DIRECTIONS:
Count the lines that hold the string "R₀两端的电压增大". Reply with the number alone.

- - -

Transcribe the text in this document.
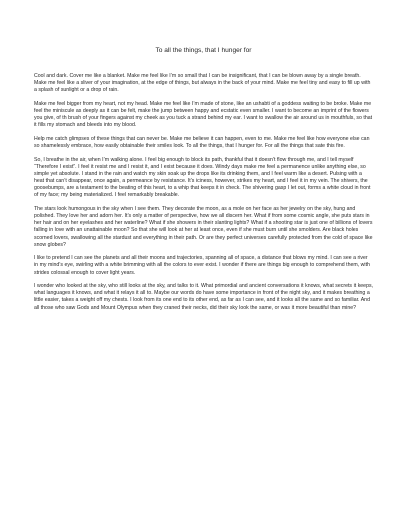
To all the things, that I hunger for

Cool and dark. Cover me like a blanket. Make me feel like I’m so small that I can be insignificant, that I can be blown away by a single breath. Make me feel like a sliver of your imagination, at the edge of things, but always in the back of your mind. Make me feel tiny and easy to fill up with a splash of sunlight or a drop of rain.

Make me feel bigger from my heart, not my head. Make me feel like I’m made of stone, like an ushabti of a goddess waiting to be broke. Make me feel the miniscule as deeply as it can be felt, make the jump between happy and ecstatic even smaller. I want to become an imprint of the flowers you give, of th brush of your fingers against my cheek as you tuck a strand behind my ear. I want to swallow the air around us in mouthfuls, so that it fills my stomach and bleeds into my blood.

Help me catch glimpses of these things that can never be. Make me believe it can happen, even to me. Make me feel like how everyone else can so shamelessly embrace, how easily obtainable their smiles look. To all the things, that I hunger for. For all the things that sate this fire.

So, I breathe in the air, when I’m walking alone. I feel big enough to block its path, thankful that it doesn’t flow through me, and I tell myself “Therefore I exist”. I feel it resist me and I resist it, and I exist because it does. Windy days make me feel a permanence unlike anything else, so simple yet absolute. I stand in the rain and watch my skin soak up the drops like its drinking them, and I feel warm like a desert. Pulsing with a heat that can’t disappear, once again, a permeance by resistance. It’s iciness, however, strikes my heart, and I feel it in my vein. The shivers, the goosebumps, are a testament to the beating of this heart, to a whip that keeps it in check. The shivering gasp I let out, forms a white cloud in front of my face; my being materialized. I feel remarkably breakable.

The stars look humongous in the sky when I see them. They decorate the moon, as a mole on her face as her jewelry on the sky, hung and polished. They love her and adorn her. It’s only a matter of perspective, how we all discern her. What if from some cosmic angle, she puts stars in her hair and on her eyelashes and her waterline? What if she showers in their slanting lights? What if a shooting star is just one of billions of lovers falling in love with an unattainable moon? So that she will look at her at least once, even if she must burn until she smolders. Are black holes scorned lovers, swallowing all the stardust and everything in their path. Or are they perfect universes carefully protected from the cold of space like snow globes?

I like to pretend I can see the planets and all their moons and trajectories, spanning all of space, a distance that blows my mind. I can see a river in my mind’s eye, swirling with a white brimming with all the colors to ever exist. I wonder if there are things big enough to comprehend them, with strides colossal enough to cover light years.

I wonder who looked at the sky, who still looks at the sky, and talks to it. What primordial and ancient conversations it knows, what secrets it keeps, what languages it knows, and what it relays it all to. Maybe our words do have some importance in front of the night sky, and it makes breathing a little easier, takes a weight off my chests. I look from its one end to its other end, as far as I can see, and it looks all the same and so familiar. And all those who saw Gods and Mount Olympus when they craned their necks, did their sky look the same, or was it more beautiful than mine?
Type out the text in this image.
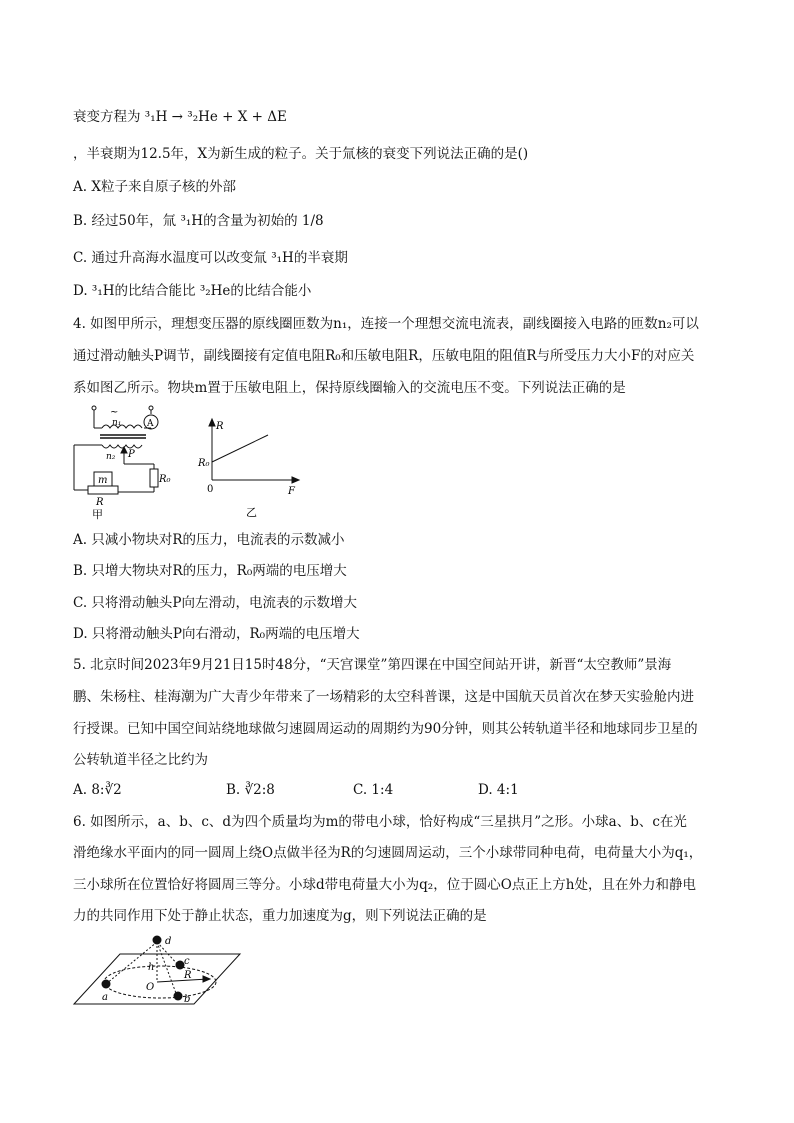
衰变方程为 ³₁H → ³₂He + X + ΔE
，半衰期为12.5年，X为新生成的粒子。关于氚核的衰变下列说法正确的是()
A. X粒子来自原子核的外部
B. 经过50年，氚 ³₁H的含量为初始的 1/8
C. 通过升高海水温度可以改变氚 ³₁H的半衰期
D. ³₁H的比结合能比 ³₂He的比结合能小
4. 如图甲所示，理想变压器的原线圈匝数为n₁，连接一个理想交流电流表，副线圈接入电路的匝数n₂可以
通过滑动触头P调节，副线圈接有定值电阻R₀和压敏电阻R，压敏电阻的阻值R与所受压力大小F的对应关
系如图乙所示。物块m置于压敏电阻上，保持原线圈输入的交流电压不变。下列说法正确的是
~
A
n₁
n₂ P
m
R
R₀
甲
R
R₀
0	F
乙
A. 只减小物块对R的压力，电流表的示数减小
B. 只增大物块对R的压力，R₀两端的电压增大
C. 只将滑动触头P向左滑动，电流表的示数增大
D. 只将滑动触头P向右滑动，R₀两端的电压增大
5. 北京时间2023年9月21日15时48分，“天宫课堂”第四课在中国空间站开讲，新晋“太空教师”景海
鹏、朱杨柱、桂海潮为广大青少年带来了一场精彩的太空科普课，这是中国航天员首次在梦天实验舱内进
行授课。已知中国空间站绕地球做匀速圆周运动的周期约为90分钟，则其公转轨道半径和地球同步卫星的
公转轨道半径之比约为
A. 8:∛2	B. ∛2:8	C. 1:4	D. 4:1
6. 如图所示，a、b、c、d为四个质量均为m的带电小球，恰好构成“三星拱月”之形。小球a、b、c在光
滑绝缘水平面内的同一圆周上绕O点做半径为R的匀速圆周运动，三个小球带同种电荷，电荷量大小为q₁，
三小球所在位置恰好将圆周三等分。小球d带电荷量大小为q₂，位于圆心O点正上方h处，且在外力和静电
力的共同作用下处于静止状态，重力加速度为g，则下列说法正确的是
d
a	b
c
O
h
R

- - -

TASK ANSWER:
2